* **BACAAN YANG DISEDIAKAN**

>>>>

Ada karakter pendukung yang sangat menarik hatiku. Darsam. Orang Madura kepercayaan Nyai Ontosoroh. Aktingnya bikin nahan nafas. Saat filmnya usai, langsung dong googling siapakah dia. Eng ing eng… aktor kawakan ternyata bo. Namanya Whani Darmawan. Pemain teater sejak 1985. Bukan hanya pemain teater, tapi juga sutradara dan penulis naskah teater. Pantas saja aktingnya mampu memikat hati.

Pemain-pemain pendukung lainnya juga luar biasa kok;


  • Giorgino Abraham yang cucok memainkan Robert Mellema dengan penuh arogan, 
  • Bryan Domani as Jan Dapperstern alias Panji Darman, 
  • Ayu Laksmi yang berperan sebagai Ibunda Minke, 
  • Donni Damara sebagai bapaknya Minke, 
  • Jerome Kurnia yang berhasil mewujudkan sosok Robert Suurhorf yang nyebelin banget,
  • Peter Sterk sebagai Herman Mellema (Ayah Annelies), didatangkan langsung dari Belanda dan memang cucok banget memerankan sosok Herman yang digambarkan tinggi besar,
  • Robert Alexander Prein sebagai Maurits Mellema (abang tiri Annelies dan Robert),
  • Hans de Kraker as Jean Marais (sahabat Minke dari Perancis, yang juga seorang pelukis). Btw, aku sudah suka aktingnya doi sejak main di Bulan Terbelah di Langit Amerika sebagai sosok hartawan bernama Philippus Brown. Aku baru ngeh kalau ternyata doi suaminya Paramitha Rusady!
  • Jeroen Lezer yang memerankan Dokter Martinet juga bagus banget aktingnya. Dan ternyata doi adalah suami dari aktris kawakan Indonesia, Christine Hakim. Wew… pasangan keren yaks.

Asli… para pemainnya nggak ada yang nggak keren deh. Hanung pinter lah milih pemain. Pas. Bahkan pemain-pemain Belandanya juga jempolan semua. 

Iqbaal Ramadhan?

pic by Tribunnews

Hmmm… buatku usahanya untuk menjadi Minke patut diapresiasi. Hanung menggembleng Iqbal mati-matian lo. Dari yang harus pakai bahasa Jawa setiap hari di lokasi, dipukul sama Hanung biar karakter Dilannya lenyap, sampai nggak dibolehin pakai asisten biar ngerasain hidup susah… top lah usahanya untuk seorang aktor muda yang lagi naik daun. Harus kuakui, bahasa Jawanya Iqbaal nggak kelihatan dibuat-buat saat meranin Minke. Padahal doi orang Sunda.

Meski jujur di part-part awal, saat scene merayu Annelies, karakter Dilannya masih kebawa banget. Sampai berkali-kali kudu ngeset otak, “ini Minke, bukan Dilan.” Tapi perlahan terbangun juga sih karakter Minke-nya, terutama setelah beradu akting dengan Ine Febrianti. Nyai Ontosoroh membangunkan Minke di dalam diri Iqbaal, hehe.

<<<<

* **TUGAS LATIHAN**
(A) Menurut ulasan tentang para pemain film, sejak tahun berapa Whani Darmawan menjadi pemain teater?
(B) Teruskan ulasan tentang para pemain film mulai dari kalimat terakhirnya.
Daftar di bawah ini diambil dari sumber yang berbeda.

* **DATA YANG DIBERIKAN**

>>>>

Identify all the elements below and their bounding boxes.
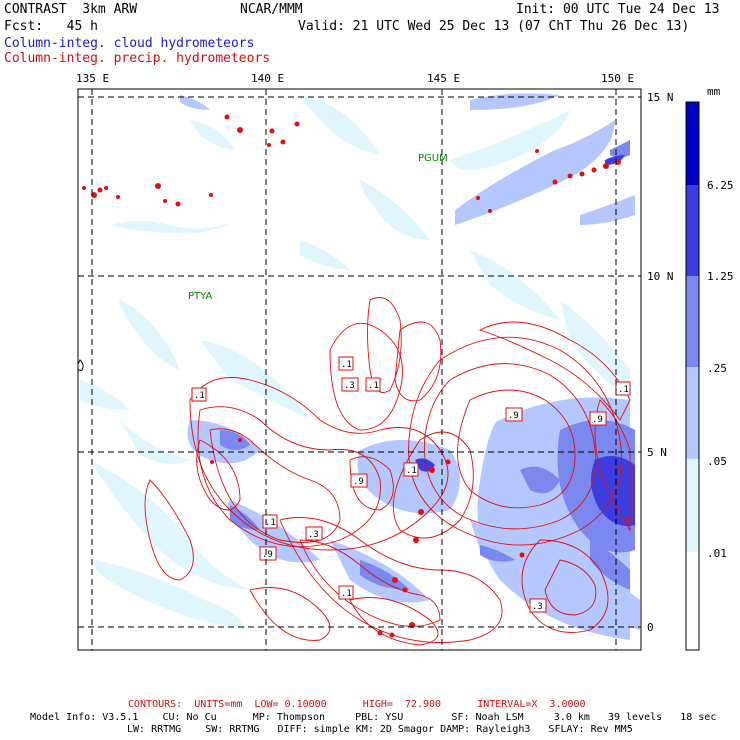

<<<<

* **HASIL LATIHAN**
(A) Sejak tahun 1985.

(B)
Kalau ada yang sedikit mengganggu, mungkin kemunculan Christian Soegiono yang aku sendiri lupa dia memerankan karakter apa.. kumisnya itu lo… keliatan banget nggak asli. Ooh, setelah googling sebentar… ternyata dia jadi Kommer. Di novel, Kommer digambarkan cukup berperan penting dalam karir kepenulisan Minke, tapi di film sepertinya tanpa ada kemunculan si Tian pun, film ini tetap bermakna. Ya, at least.. meski hanya muncul sak nyuk… Tian harusnya bisa menampilkan yang lebih dari itu. Jujur, aku nggak liat karakter Kommer muncul dari seorang Christian Soegiono, yang kulihat hanyalah Tian dipakaikan kumis yang nggak banget, wkwk. Maaf yaa…

5. Besutan Hanung Bramantyo

pic by Liputan 6

Kalaupun nggak kenal Eyang Pram, nggak ngerti apa itu Bumi Manusia, nggak ngeh Ine Febriyanti yang mana… sepertinya nama besar Hanung Bramantyo adalah salah satu hal yang paling menjual. Diakui atau tidak, Hanung adalah salah satu sutradara terbaik di Indonesia, karya-karyanya selalu dinanti. Baik dinanti para penggemarnya, ataupun para kritikus yang siap mengkritisi film-filmnya.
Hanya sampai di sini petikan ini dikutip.